- TASK DIRECTIONS: Output each entry below as it stands, leaving out every picture.

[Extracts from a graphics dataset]
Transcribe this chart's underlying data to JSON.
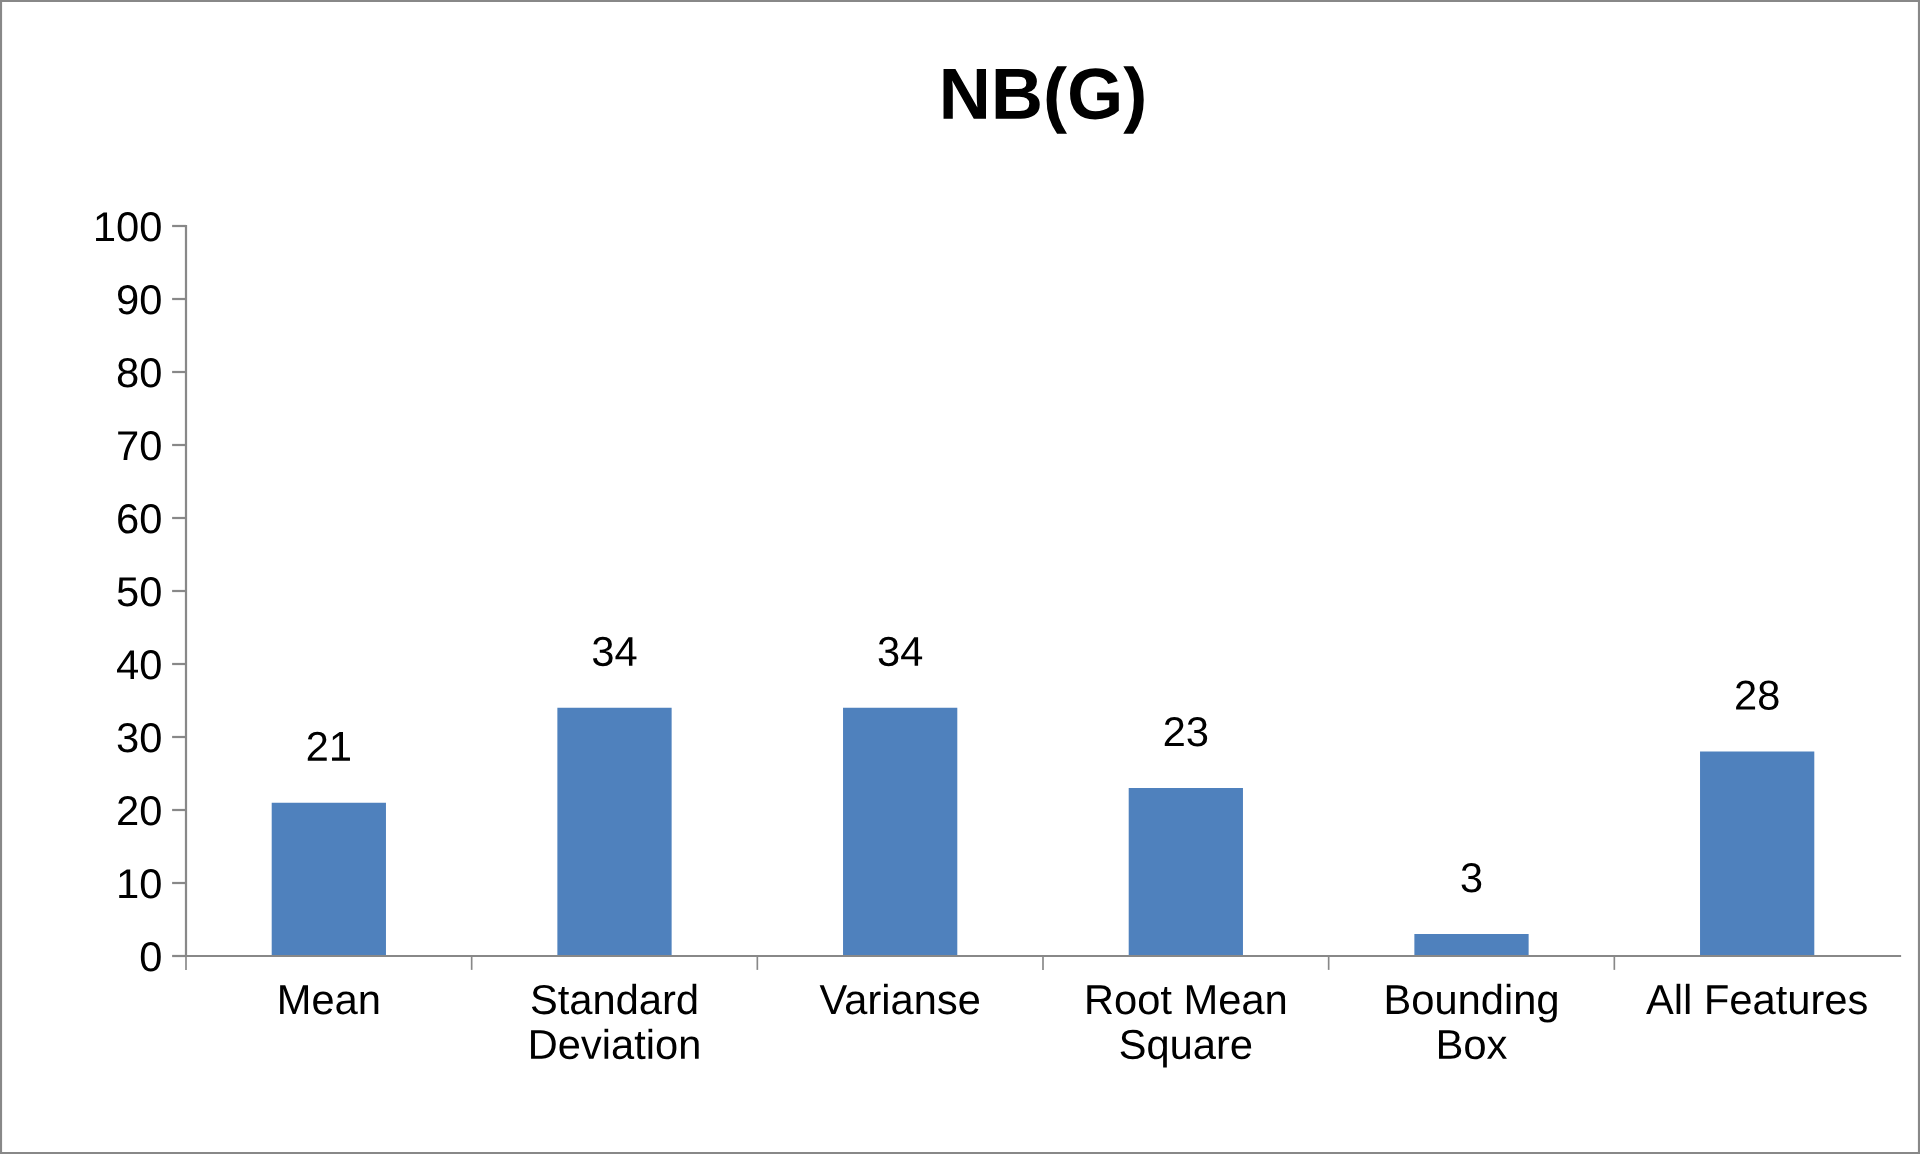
{
  "chart_data": {
    "type": "bar",
    "title": "NB(G)",
    "categories": [
      "Mean",
      "Standard\nDeviation",
      "Varianse",
      "Root Mean\nSquare",
      "Bounding\nBox",
      "All Features"
    ],
    "values": [
      21,
      34,
      34,
      23,
      3,
      28
    ],
    "color": "#4f81bd",
    "ylim": [
      0,
      100
    ],
    "yticks": [
      0,
      10,
      20,
      30,
      40,
      50,
      60,
      70,
      80,
      90,
      100
    ],
    "data_labels": true,
    "grid": false,
    "legend": false
  }
}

- FINAL RESULT:
Transcribe this chart's underlying data to JSON.
{
  "chart_data": {
    "type": "bar",
    "title": "NB(G)",
    "categories": [
      "Mean",
      "Standard\nDeviation",
      "Varianse",
      "Root Mean\nSquare",
      "Bounding\nBox",
      "All Features"
    ],
    "values": [
      21,
      34,
      34,
      23,
      3,
      28
    ],
    "color": "#4f81bd",
    "ylim": [
      0,
      100
    ],
    "yticks": [
      0,
      10,
      20,
      30,
      40,
      50,
      60,
      70,
      80,
      90,
      100
    ],
    "data_labels": true,
    "grid": false,
    "legend": false
  }
}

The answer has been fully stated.